### [Set problem]
Give the data below again exactly as written, without its pictures.

### [Data extract]

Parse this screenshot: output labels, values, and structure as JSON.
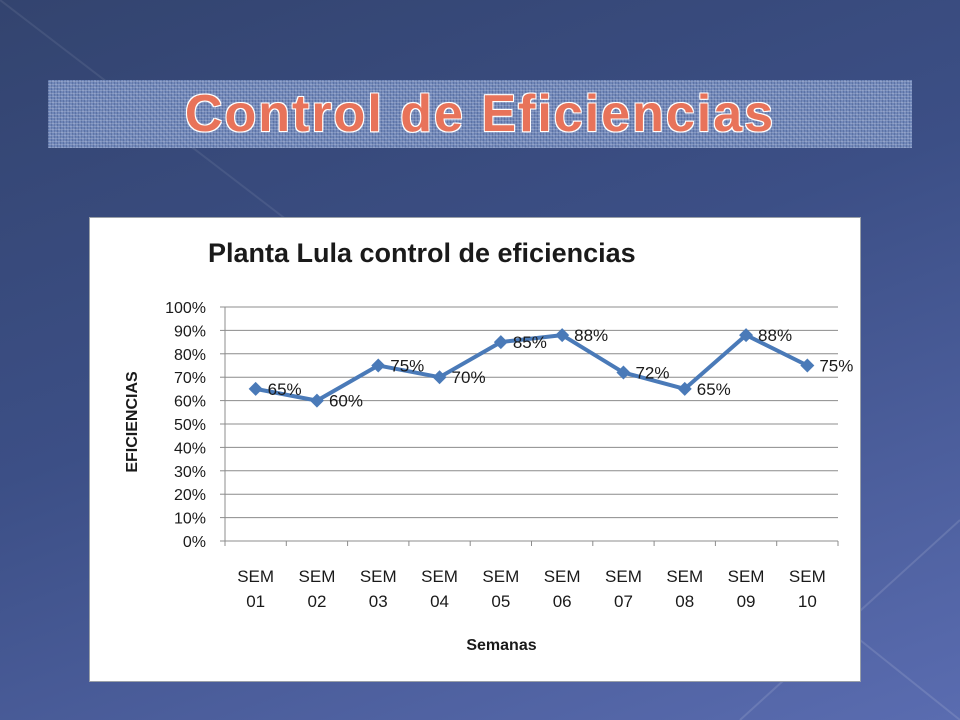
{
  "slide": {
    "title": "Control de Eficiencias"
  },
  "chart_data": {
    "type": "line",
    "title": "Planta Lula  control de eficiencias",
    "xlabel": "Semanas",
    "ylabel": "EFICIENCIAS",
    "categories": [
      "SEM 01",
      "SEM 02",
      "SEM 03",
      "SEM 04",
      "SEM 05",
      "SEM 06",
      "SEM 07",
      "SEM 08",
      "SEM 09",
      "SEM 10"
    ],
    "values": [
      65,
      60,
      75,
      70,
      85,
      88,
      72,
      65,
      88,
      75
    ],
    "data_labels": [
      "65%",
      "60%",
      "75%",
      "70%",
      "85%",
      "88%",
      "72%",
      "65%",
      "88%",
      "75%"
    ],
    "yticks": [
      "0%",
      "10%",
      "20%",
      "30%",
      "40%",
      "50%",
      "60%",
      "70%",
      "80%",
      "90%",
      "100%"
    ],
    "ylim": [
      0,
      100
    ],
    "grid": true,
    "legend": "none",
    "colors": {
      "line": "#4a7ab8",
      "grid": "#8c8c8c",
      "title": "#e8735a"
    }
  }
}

### [Exercise result]
Parse this screenshot: output labels, values, and structure as JSON.
{
  "slide": {
    "title": "Control de Eficiencias"
  },
  "chart_data": {
    "type": "line",
    "title": "Planta Lula  control de eficiencias",
    "xlabel": "Semanas",
    "ylabel": "EFICIENCIAS",
    "categories": [
      "SEM 01",
      "SEM 02",
      "SEM 03",
      "SEM 04",
      "SEM 05",
      "SEM 06",
      "SEM 07",
      "SEM 08",
      "SEM 09",
      "SEM 10"
    ],
    "values": [
      65,
      60,
      75,
      70,
      85,
      88,
      72,
      65,
      88,
      75
    ],
    "data_labels": [
      "65%",
      "60%",
      "75%",
      "70%",
      "85%",
      "88%",
      "72%",
      "65%",
      "88%",
      "75%"
    ],
    "yticks": [
      "0%",
      "10%",
      "20%",
      "30%",
      "40%",
      "50%",
      "60%",
      "70%",
      "80%",
      "90%",
      "100%"
    ],
    "ylim": [
      0,
      100
    ],
    "grid": true,
    "legend": "none",
    "colors": {
      "line": "#4a7ab8",
      "grid": "#8c8c8c",
      "title": "#e8735a"
    }
  }
}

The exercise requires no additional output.